DATA FOR PROCESSING:
[start]
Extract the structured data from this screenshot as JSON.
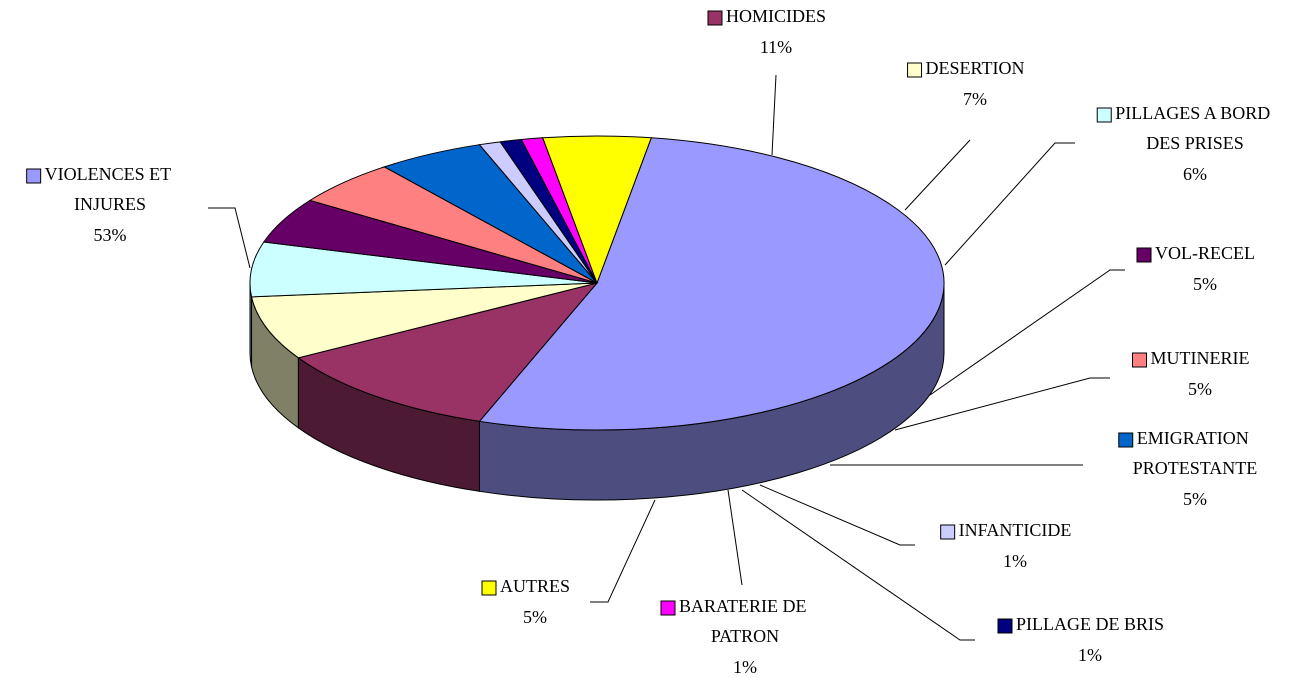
{
  "chart_data": {
    "type": "pie3d",
    "categories": [
      "VIOLENCES ET INJURES",
      "HOMICIDES",
      "DESERTION",
      "PILLAGES A BORD DES PRISES",
      "VOL-RECEL",
      "MUTINERIE",
      "EMIGRATION PROTESTANTE",
      "INFANTICIDE",
      "PILLAGE DE BRIS",
      "BARATERIE DE PATRON",
      "AUTRES"
    ],
    "values": [
      53,
      11,
      7,
      6,
      5,
      5,
      5,
      1,
      1,
      1,
      5
    ],
    "value_labels": [
      "53%",
      "11%",
      "7%",
      "6%",
      "5%",
      "5%",
      "5%",
      "1%",
      "1%",
      "1%",
      "5%"
    ],
    "colors": [
      "#9999FF",
      "#993366",
      "#FFFFCC",
      "#CCFFFF",
      "#660066",
      "#FF8080",
      "#0066CC",
      "#CCCCFF",
      "#000080",
      "#FF00FF",
      "#FFFF00"
    ]
  }
}
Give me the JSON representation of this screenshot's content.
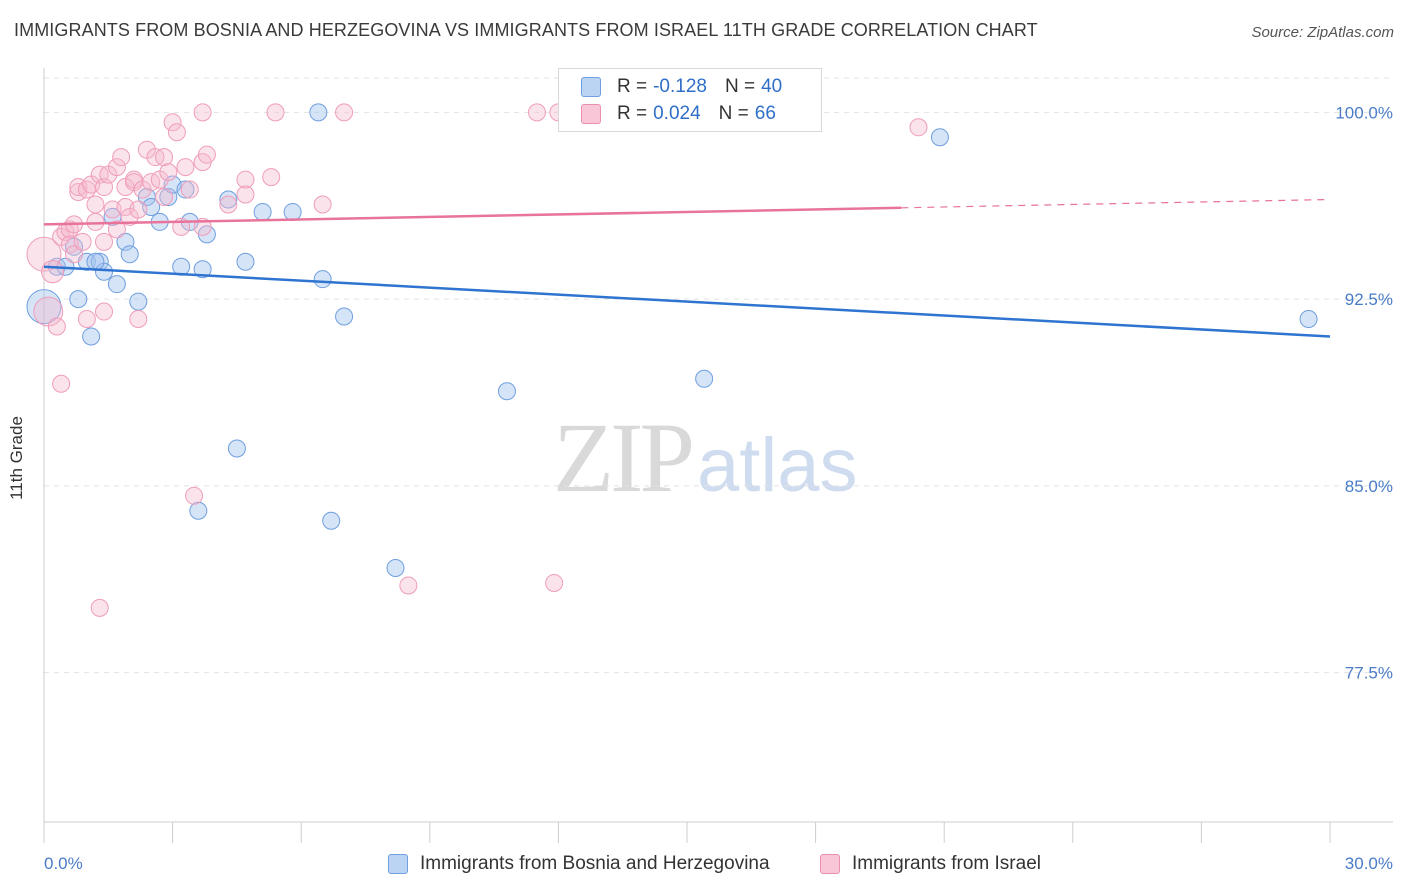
{
  "title": "IMMIGRANTS FROM BOSNIA AND HERZEGOVINA VS IMMIGRANTS FROM ISRAEL 11TH GRADE CORRELATION CHART",
  "source": "Source: ZipAtlas.com",
  "watermark": {
    "zip": "ZIP",
    "atlas": "atlas"
  },
  "legend": {
    "rows": [
      {
        "r_label": "R =",
        "r_value": "-0.128",
        "n_label": "N =",
        "n_value": "40"
      },
      {
        "r_label": "R =",
        "r_value": "0.024",
        "n_label": "N =",
        "n_value": "66"
      }
    ]
  },
  "chart_data": {
    "type": "scatter",
    "title": "IMMIGRANTS FROM BOSNIA AND HERZEGOVINA VS IMMIGRANTS FROM ISRAEL 11TH GRADE CORRELATION CHART",
    "xlabel": "",
    "ylabel": "11th Grade",
    "xlim": [
      0,
      30
    ],
    "ylim": [
      71.5,
      101.5
    ],
    "x_tick_labels": [
      "0.0%",
      "30.0%"
    ],
    "y_ticks": [
      77.5,
      85.0,
      92.5,
      100.0
    ],
    "y_tick_labels": [
      "77.5%",
      "85.0%",
      "92.5%",
      "100.0%"
    ],
    "grid": true,
    "legend_position": "top-center",
    "colors": {
      "bosnia": "#4a86d8",
      "israel": "#ec86a8",
      "bosnia_line": "#2f74d0",
      "israel_line": "#e8739b"
    },
    "series": [
      {
        "name": "Immigrants from Bosnia and Herzegovina",
        "color": "#4a86d8",
        "trend": {
          "x0": 0.0,
          "y0": 93.8,
          "x1": 30.0,
          "y1": 91.0,
          "dashed_from": null
        },
        "points": [
          [
            0.0,
            92.2,
            2.0
          ],
          [
            0.3,
            93.8,
            1.0
          ],
          [
            0.5,
            93.8,
            1.0
          ],
          [
            0.7,
            94.6,
            1.0
          ],
          [
            0.8,
            92.5,
            1.0
          ],
          [
            1.0,
            94.0,
            1.0
          ],
          [
            1.1,
            91.0,
            1.0
          ],
          [
            1.3,
            94.0,
            1.0
          ],
          [
            1.4,
            93.6,
            1.0
          ],
          [
            1.6,
            95.8,
            1.0
          ],
          [
            1.7,
            93.1,
            1.0
          ],
          [
            1.9,
            94.8,
            1.0
          ],
          [
            2.0,
            94.3,
            1.0
          ],
          [
            2.2,
            92.4,
            1.0
          ],
          [
            2.4,
            96.6,
            1.0
          ],
          [
            2.5,
            96.2,
            1.0
          ],
          [
            2.7,
            95.6,
            1.0
          ],
          [
            2.9,
            96.6,
            1.0
          ],
          [
            3.0,
            97.1,
            1.0
          ],
          [
            3.2,
            93.8,
            1.0
          ],
          [
            3.3,
            96.9,
            1.0
          ],
          [
            3.4,
            95.6,
            1.0
          ],
          [
            3.7,
            93.7,
            1.0
          ],
          [
            3.8,
            95.1,
            1.0
          ],
          [
            4.3,
            96.5,
            1.0
          ],
          [
            4.7,
            94.0,
            1.0
          ],
          [
            5.1,
            96.0,
            1.0
          ],
          [
            5.8,
            96.0,
            1.0
          ],
          [
            6.4,
            100.0,
            1.0
          ],
          [
            6.5,
            93.3,
            1.0
          ],
          [
            7.0,
            91.8,
            1.0
          ],
          [
            3.6,
            84.0,
            1.0
          ],
          [
            4.5,
            86.5,
            1.0
          ],
          [
            6.7,
            83.6,
            1.0
          ],
          [
            8.2,
            81.7,
            1.0
          ],
          [
            10.8,
            88.8,
            1.0
          ],
          [
            15.4,
            89.3,
            1.0
          ],
          [
            20.9,
            99.0,
            1.0
          ],
          [
            29.5,
            91.7,
            1.0
          ],
          [
            1.2,
            94.0,
            1.0
          ]
        ]
      },
      {
        "name": "Immigrants from Israel",
        "color": "#ec86a8",
        "trend": {
          "x0": 0.0,
          "y0": 95.5,
          "x1": 30.0,
          "y1": 96.5,
          "dashed_from": 20.0
        },
        "points": [
          [
            0.0,
            94.3,
            2.0
          ],
          [
            0.1,
            92.0,
            1.7
          ],
          [
            0.2,
            93.6,
            1.3
          ],
          [
            0.3,
            91.4,
            1.0
          ],
          [
            0.4,
            95.0,
            1.0
          ],
          [
            0.4,
            89.1,
            1.0
          ],
          [
            0.5,
            95.2,
            1.0
          ],
          [
            0.6,
            95.3,
            1.0
          ],
          [
            0.6,
            94.7,
            1.0
          ],
          [
            0.7,
            95.5,
            1.0
          ],
          [
            0.7,
            94.3,
            1.0
          ],
          [
            0.8,
            96.8,
            1.0
          ],
          [
            0.8,
            97.0,
            1.0
          ],
          [
            0.9,
            94.8,
            1.0
          ],
          [
            1.0,
            91.7,
            1.0
          ],
          [
            1.0,
            96.9,
            1.0
          ],
          [
            1.1,
            97.1,
            1.0
          ],
          [
            1.2,
            95.6,
            1.0
          ],
          [
            1.2,
            96.3,
            1.0
          ],
          [
            1.3,
            97.5,
            1.0
          ],
          [
            1.4,
            97.0,
            1.0
          ],
          [
            1.4,
            94.8,
            1.0
          ],
          [
            1.4,
            92.0,
            1.0
          ],
          [
            1.5,
            97.5,
            1.0
          ],
          [
            1.6,
            96.1,
            1.0
          ],
          [
            1.7,
            95.3,
            1.0
          ],
          [
            1.7,
            97.8,
            1.0
          ],
          [
            1.8,
            98.2,
            1.0
          ],
          [
            1.9,
            96.2,
            1.0
          ],
          [
            1.9,
            97.0,
            1.0
          ],
          [
            2.0,
            95.8,
            1.0
          ],
          [
            2.1,
            97.3,
            1.0
          ],
          [
            2.1,
            97.2,
            1.0
          ],
          [
            2.2,
            96.1,
            1.0
          ],
          [
            2.2,
            91.7,
            1.0
          ],
          [
            2.3,
            96.9,
            1.0
          ],
          [
            2.4,
            98.5,
            1.0
          ],
          [
            2.5,
            97.2,
            1.0
          ],
          [
            2.6,
            98.2,
            1.0
          ],
          [
            2.7,
            97.3,
            1.0
          ],
          [
            2.8,
            98.2,
            1.0
          ],
          [
            2.8,
            96.6,
            1.0
          ],
          [
            2.9,
            97.6,
            1.0
          ],
          [
            3.0,
            99.6,
            1.0
          ],
          [
            3.1,
            99.2,
            1.0
          ],
          [
            3.2,
            95.4,
            1.0
          ],
          [
            3.3,
            97.8,
            1.0
          ],
          [
            3.4,
            96.9,
            1.0
          ],
          [
            3.7,
            98.0,
            1.0
          ],
          [
            3.7,
            95.4,
            1.0
          ],
          [
            3.8,
            98.3,
            1.0
          ],
          [
            3.7,
            100.0,
            1.0
          ],
          [
            4.3,
            96.3,
            1.0
          ],
          [
            4.7,
            97.3,
            1.0
          ],
          [
            4.7,
            96.7,
            1.0
          ],
          [
            5.3,
            97.4,
            1.0
          ],
          [
            5.4,
            100.0,
            1.0
          ],
          [
            6.5,
            96.3,
            1.0
          ],
          [
            7.0,
            100.0,
            1.0
          ],
          [
            3.5,
            84.6,
            1.0
          ],
          [
            1.3,
            80.1,
            1.0
          ],
          [
            8.5,
            81.0,
            1.0
          ],
          [
            11.5,
            100.0,
            1.0
          ],
          [
            12.0,
            100.0,
            1.0
          ],
          [
            11.9,
            81.1,
            1.0
          ],
          [
            20.4,
            99.4,
            1.0
          ]
        ]
      }
    ]
  },
  "bottom_legend": [
    {
      "label": "Immigrants from Bosnia and Herzegovina"
    },
    {
      "label": "Immigrants from Israel"
    }
  ]
}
[end]
INSTRUCTIONS TO FOLLOW: All lines of the data above that include the word "screenshot" must be shown.

ANSWER TO THIS EXERCISE:
Extract the structured data from this screenshot as JSON.
Give me the JSON representation of this screenshot's content.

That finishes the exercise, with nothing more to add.